* SUPPLIED DATA

= = = = = = =

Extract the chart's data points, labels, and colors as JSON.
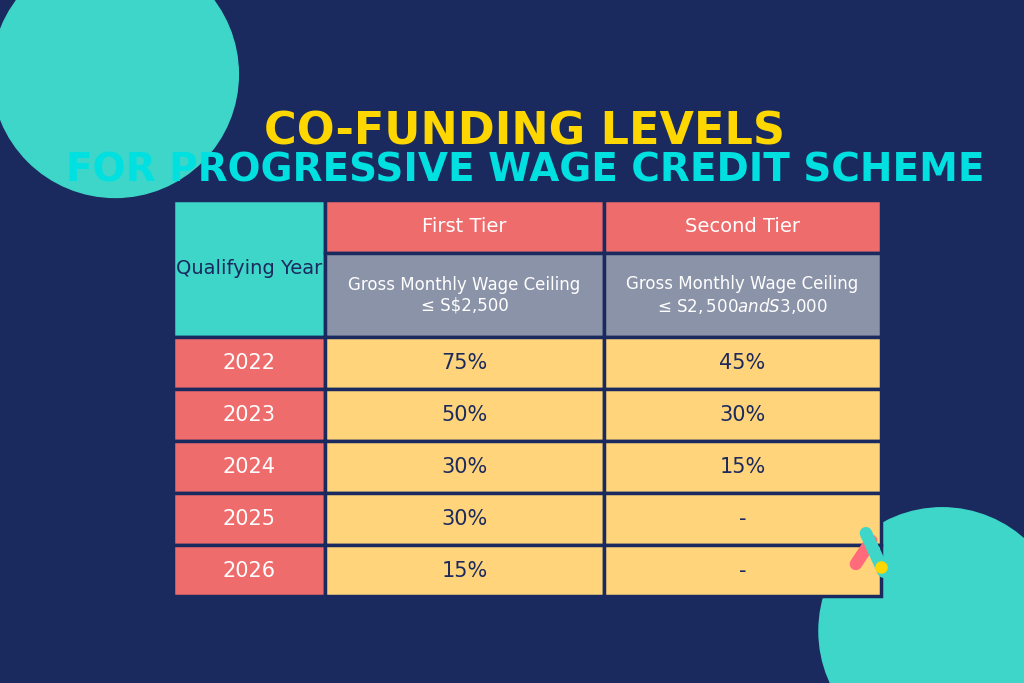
{
  "title_line1": "CO-FUNDING LEVELS",
  "title_line2": "FOR PROGRESSIVE WAGE CREDIT SCHEME",
  "title_color1": "#FFD700",
  "title_color2": "#00E0E0",
  "background_color": "#1B2A5E",
  "col0_header_text": "Qualifying Year",
  "col1_header_text": "First Tier",
  "col2_header_text": "Second Tier",
  "col1_subheader_line1": "Gross Monthly Wage Ceiling",
  "col1_subheader_line2": "≤ S$2,500",
  "col2_subheader_line1": "Gross Monthly Wage Ceiling",
  "col2_subheader_line2": "≤ S$2,500 and S$3,000",
  "years": [
    "2022",
    "2023",
    "2024",
    "2025",
    "2026"
  ],
  "tier1_values": [
    "75%",
    "50%",
    "30%",
    "30%",
    "15%"
  ],
  "tier2_values": [
    "45%",
    "30%",
    "15%",
    "-",
    "-"
  ],
  "color_teal": "#3DD6C8",
  "color_salmon": "#EF6C6C",
  "color_gray": "#8B93A8",
  "color_yellow": "#FFD47A",
  "color_dark_navy": "#1B2A5E",
  "color_border": "#1B2A5E"
}
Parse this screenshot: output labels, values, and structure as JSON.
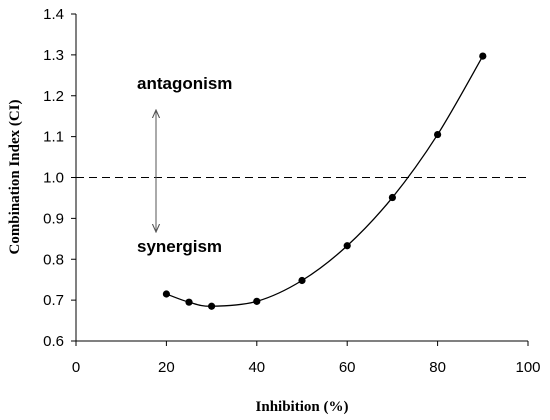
{
  "chart_data": {
    "type": "line",
    "xlabel": "Inhibition (%)",
    "ylabel": "Combination Index (CI)",
    "xlim": [
      0,
      100
    ],
    "ylim": [
      0.6,
      1.4
    ],
    "x_ticks": [
      0,
      20,
      40,
      60,
      80,
      100
    ],
    "y_ticks": [
      0.6,
      0.7,
      0.8,
      0.9,
      1.0,
      1.1,
      1.2,
      1.3,
      1.4
    ],
    "x_tick_labels": [
      "0",
      "20",
      "40",
      "60",
      "80",
      "100"
    ],
    "y_tick_labels": [
      "0.6",
      "0.7",
      "0.8",
      "0.9",
      "1.0",
      "1.1",
      "1.2",
      "1.3",
      "1.4"
    ],
    "grid": false,
    "legend": "none",
    "series": [
      {
        "x": [
          20,
          25,
          30,
          40,
          50,
          60,
          70,
          80,
          90
        ],
        "y": [
          0.715,
          0.695,
          0.685,
          0.697,
          0.748,
          0.833,
          0.951,
          1.105,
          1.297
        ],
        "color": "#000000",
        "marker": "circle",
        "smooth": true
      }
    ],
    "reference_line": {
      "y": 1.0,
      "style": "dashed"
    },
    "annotations": {
      "top": "antagonism",
      "bottom": "synergism",
      "arrow": "double-headed vertical"
    }
  }
}
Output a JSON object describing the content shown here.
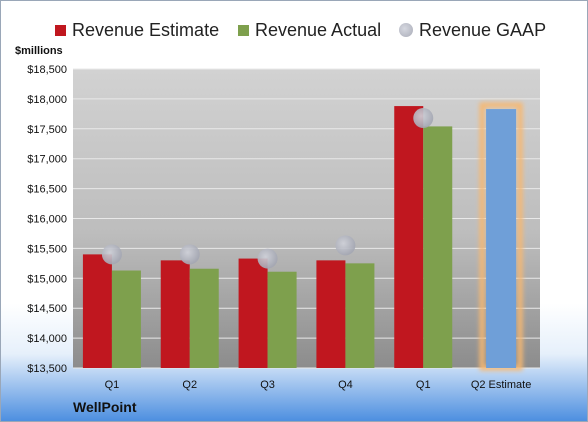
{
  "chart_data": {
    "type": "bar",
    "categories": [
      "Q1",
      "Q2",
      "Q3",
      "Q4",
      "Q1",
      "Q2 Estimate"
    ],
    "series": [
      {
        "name": "Revenue Estimate",
        "color": "#c0171f",
        "values": [
          15400,
          15300,
          15330,
          15300,
          17880,
          null
        ]
      },
      {
        "name": "Revenue Actual",
        "color": "#7ea04d",
        "values": [
          15130,
          15160,
          15110,
          15250,
          17540,
          null
        ]
      },
      {
        "name": "Revenue GAAP",
        "color": "#b2b4be",
        "values": [
          15400,
          15400,
          15330,
          15550,
          17680,
          null
        ]
      }
    ],
    "forecast": {
      "category": "Q2 Estimate",
      "value": 17830,
      "color": "#6f9fd8",
      "glow": "#f7b871"
    },
    "ylabel": "$millions",
    "ylim": [
      13500,
      18500
    ],
    "yticks": [
      "$13,500",
      "$14,000",
      "$14,500",
      "$15,000",
      "$15,500",
      "$16,000",
      "$16,500",
      "$17,000",
      "$17,500",
      "$18,000",
      "$18,500"
    ],
    "grid": true,
    "legend": "top"
  },
  "company": "WellPoint"
}
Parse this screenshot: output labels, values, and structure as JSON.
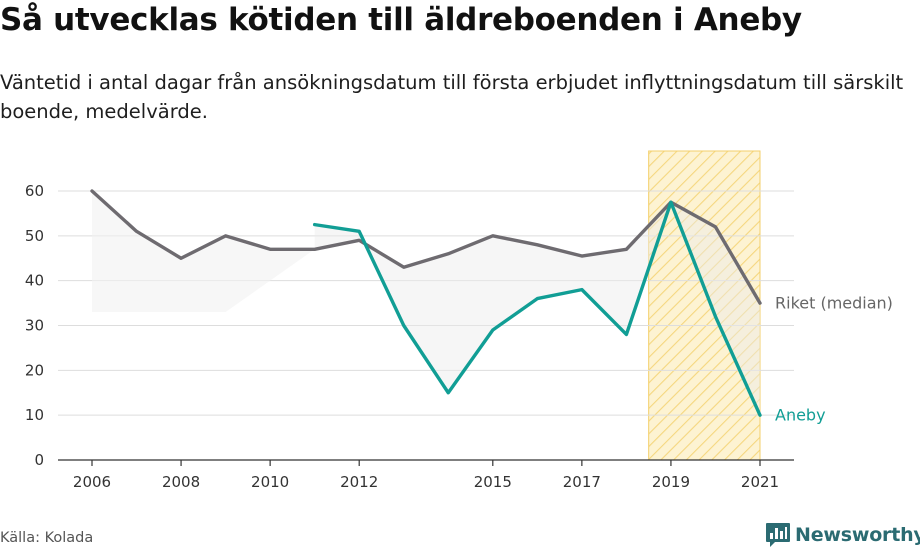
{
  "title": "Så utvecklas kötiden till äldreboenden i Aneby",
  "subtitle": "Väntetid i antal dagar från ansökningsdatum till första erbjudet inflyttningsdatum till särskilt boende, medelvärde.",
  "source": "Källa: Kolada",
  "brand": {
    "name": "Newsworthy",
    "icon": "newsworthy-logo-icon",
    "color": "#2b6b72"
  },
  "chart_data": {
    "type": "line",
    "title": "Så utvecklas kötiden till äldreboenden i Aneby",
    "xlabel": "",
    "ylabel": "",
    "ylim": [
      0,
      60
    ],
    "xlim": [
      2006,
      2021
    ],
    "y_ticks": [
      0,
      10,
      20,
      30,
      40,
      50,
      60
    ],
    "x_tick_labels": [
      "2006",
      "2008",
      "2010",
      "2012",
      "2015",
      "2017",
      "2019",
      "2021"
    ],
    "grid": "horizontal",
    "highlight_range": [
      2018.5,
      2021
    ],
    "series": [
      {
        "name": "Riket (median)",
        "color": "#6e6b70",
        "x": [
          2006,
          2007,
          2008,
          2009,
          2010,
          2011,
          2012,
          2013,
          2014,
          2015,
          2016,
          2017,
          2018,
          2019,
          2020,
          2021
        ],
        "values": [
          60,
          51,
          45,
          50,
          47,
          47,
          49,
          43,
          46,
          50,
          48,
          45.5,
          47,
          57.5,
          52,
          35
        ]
      },
      {
        "name": "Aneby",
        "color": "#119e95",
        "x": [
          2011,
          2012,
          2013,
          2014,
          2015,
          2016,
          2017,
          2018,
          2019,
          2020,
          2021
        ],
        "values": [
          52.5,
          51,
          30,
          15,
          29,
          36,
          38,
          28,
          57.5,
          32,
          10
        ]
      }
    ]
  }
}
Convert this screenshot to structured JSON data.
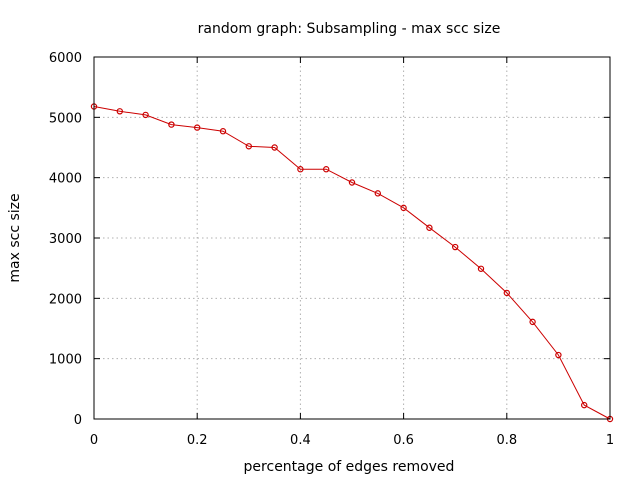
{
  "chart_data": {
    "type": "line",
    "title": "random graph: Subsampling - max scc size",
    "xlabel": "percentage of edges removed",
    "ylabel": "max scc size",
    "xlim": [
      0,
      1
    ],
    "ylim": [
      0,
      6000
    ],
    "xticks": [
      0,
      0.2,
      0.4,
      0.6,
      0.8,
      1
    ],
    "xtick_labels": [
      "0",
      "0.2",
      "0.4",
      "0.6",
      "0.8",
      "1"
    ],
    "yticks": [
      0,
      1000,
      2000,
      3000,
      4000,
      5000,
      6000
    ],
    "ytick_labels": [
      "0",
      "1000",
      "2000",
      "3000",
      "4000",
      "5000",
      "6000"
    ],
    "grid": true,
    "series": [
      {
        "color": "#cc0000",
        "marker": "circle",
        "x": [
          0,
          0.05,
          0.1,
          0.15,
          0.2,
          0.25,
          0.3,
          0.35,
          0.4,
          0.45,
          0.5,
          0.55,
          0.6,
          0.65,
          0.7,
          0.75,
          0.8,
          0.85,
          0.9,
          0.95,
          1
        ],
        "y": [
          5180,
          5100,
          5040,
          4880,
          4830,
          4770,
          4520,
          4500,
          4140,
          4140,
          3920,
          3740,
          3500,
          3170,
          2850,
          2490,
          2090,
          1610,
          1060,
          230,
          0
        ]
      }
    ]
  }
}
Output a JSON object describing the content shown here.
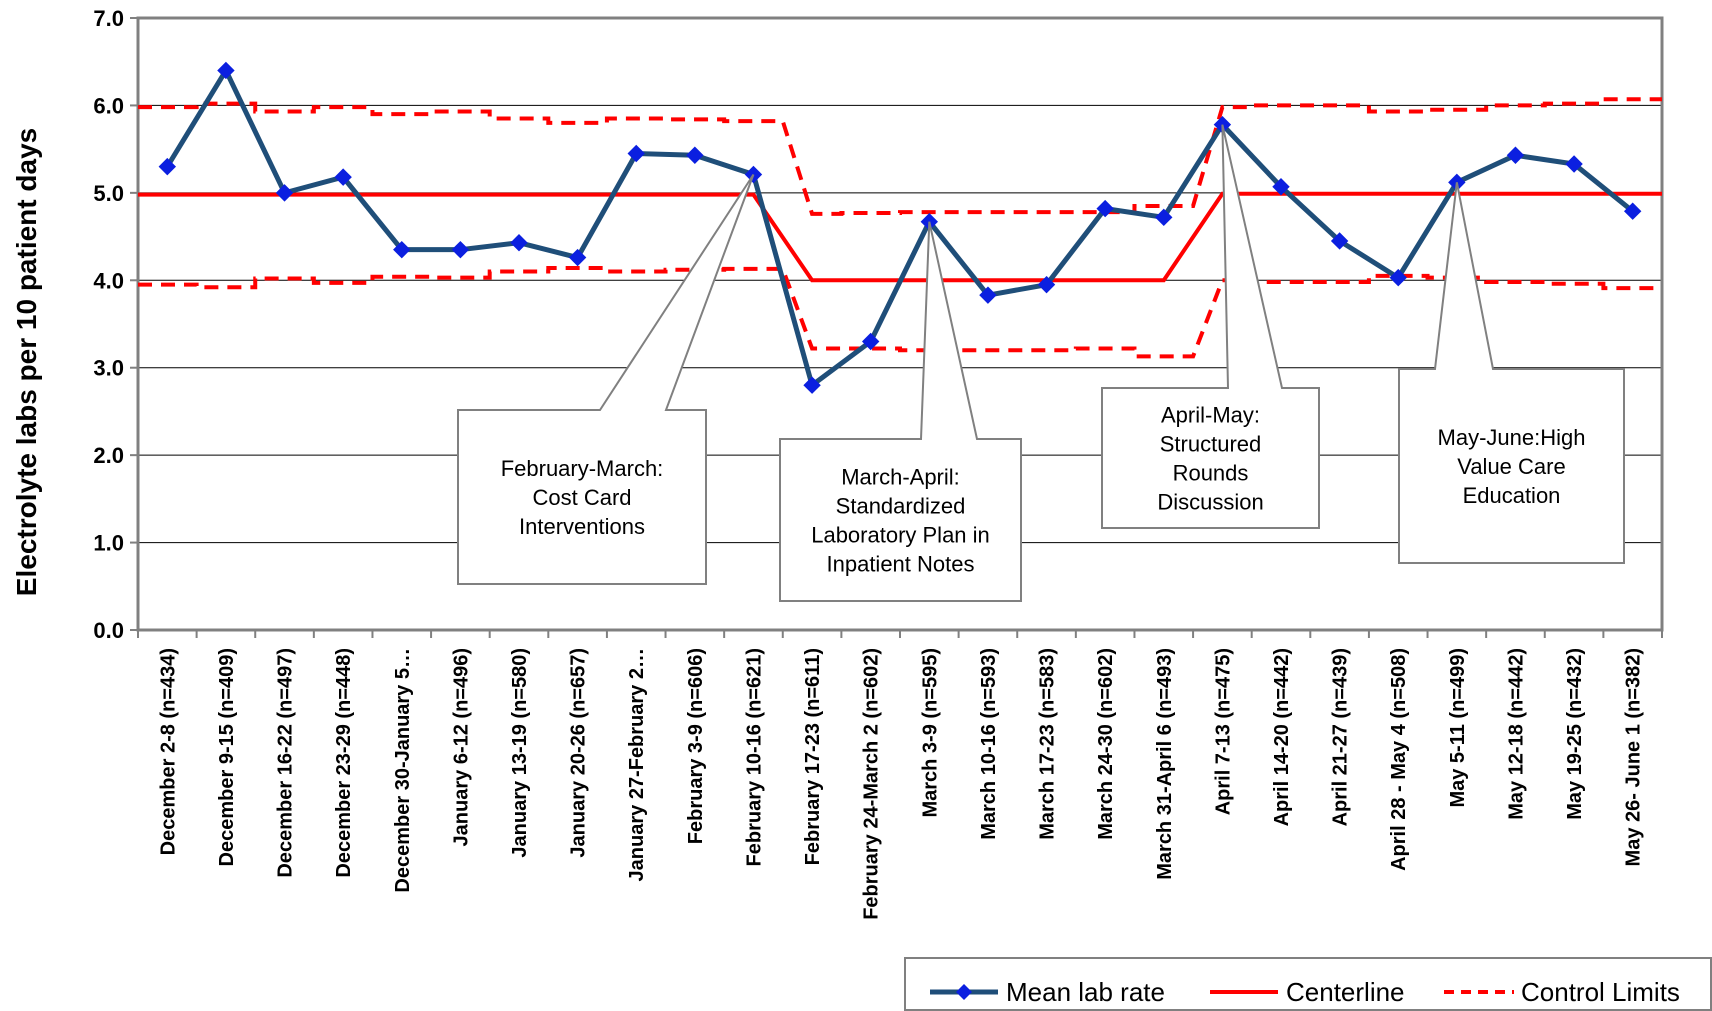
{
  "chart_data": {
    "type": "line",
    "ylabel": "Electrolyte labs per 10 patient days",
    "ylim": [
      0,
      7
    ],
    "yticks": [
      "0.0",
      "1.0",
      "2.0",
      "3.0",
      "4.0",
      "5.0",
      "6.0",
      "7.0"
    ],
    "grid": true,
    "legend_position": "bottom-right",
    "categories": [
      "December 2-8 (n=434)",
      "December 9-15 (n=409)",
      "December 16-22 (n=497)",
      "December 23-29 (n=448)",
      "December 30-January 5…",
      "January 6-12 (n=496)",
      "January 13-19 (n=580)",
      "January 20-26 (n=657)",
      "January 27-February 2…",
      "February 3-9 (n=606)",
      "February 10-16 (n=621)",
      "February 17-23 (n=611)",
      "February 24-March 2 (n=602)",
      "March 3-9 (n=595)",
      "March 10-16 (n=593)",
      "March 17-23 (n=583)",
      "March 24-30 (n=602)",
      "March 31-April 6 (n=493)",
      "April 7-13 (n=475)",
      "April 14-20 (n=442)",
      "April 21-27 (n=439)",
      "April 28 - May 4 (n=508)",
      "May 5-11 (n=499)",
      "May 12-18 (n=442)",
      "May 19-25 (n=432)",
      "May 26- June 1 (n=382)"
    ],
    "series": [
      {
        "name": "Mean lab rate",
        "color": "#1F4E79",
        "marker": "diamond",
        "values": [
          5.3,
          6.4,
          5.0,
          5.18,
          4.35,
          4.35,
          4.43,
          4.26,
          5.45,
          5.43,
          5.21,
          2.8,
          3.3,
          4.67,
          3.83,
          3.95,
          4.82,
          4.72,
          5.78,
          5.07,
          4.45,
          4.03,
          5.12,
          5.43,
          5.33,
          4.79
        ]
      },
      {
        "name": "Centerline",
        "color": "#FF0000",
        "style": "solid",
        "values": [
          4.98,
          4.98,
          4.98,
          4.98,
          4.98,
          4.98,
          4.98,
          4.98,
          4.98,
          4.98,
          4.98,
          4.0,
          4.0,
          4.0,
          4.0,
          4.0,
          4.0,
          4.0,
          4.99,
          4.99,
          4.99,
          4.99,
          4.99,
          4.99,
          4.99,
          4.99
        ]
      },
      {
        "name": "Control Limits",
        "color": "#FF0000",
        "style": "dashed",
        "step": true,
        "upper": [
          5.98,
          6.02,
          5.93,
          5.98,
          5.9,
          5.93,
          5.85,
          5.8,
          5.85,
          5.84,
          5.82,
          4.76,
          4.77,
          4.78,
          4.78,
          4.78,
          4.78,
          4.85,
          5.98,
          6.0,
          6.0,
          5.93,
          5.95,
          6.0,
          6.02,
          6.07
        ],
        "lower": [
          3.95,
          3.92,
          4.02,
          3.97,
          4.04,
          4.03,
          4.1,
          4.14,
          4.1,
          4.12,
          4.13,
          3.22,
          3.22,
          3.2,
          3.2,
          3.2,
          3.22,
          3.13,
          4.0,
          3.98,
          3.98,
          4.05,
          4.03,
          3.98,
          3.96,
          3.91
        ]
      }
    ],
    "annotations": [
      {
        "lines": [
          "February-March:",
          "Cost Card",
          "Interventions"
        ],
        "points_to": "February 10-16 (n=621)"
      },
      {
        "lines": [
          "March-April:",
          "Standardized",
          "Laboratory Plan in",
          "Inpatient Notes"
        ],
        "points_to": "March 3-9 (n=595)"
      },
      {
        "lines": [
          "April-May:",
          "Structured",
          "Rounds",
          "Discussion"
        ],
        "points_to": "April 7-13 (n=475)"
      },
      {
        "lines": [
          "May-June:High",
          "Value Care",
          "Education"
        ],
        "points_to": "May 5-11 (n=499)"
      }
    ]
  }
}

= = = = = = =

* BRIEF
Return all the lines that contain the string "March".

* WRITTEN SOLUTION
      "February 24-March 2 (n=602)",
      "March 3-9 (n=595)",
      "March 10-16 (n=593)",
      "March 17-23 (n=583)",
      "March 24-30 (n=602)",
      "March 31-April 6 (n=493)",
          "February-March:",
          "March-April:",
        "points_to": "March 3-9 (n=595)"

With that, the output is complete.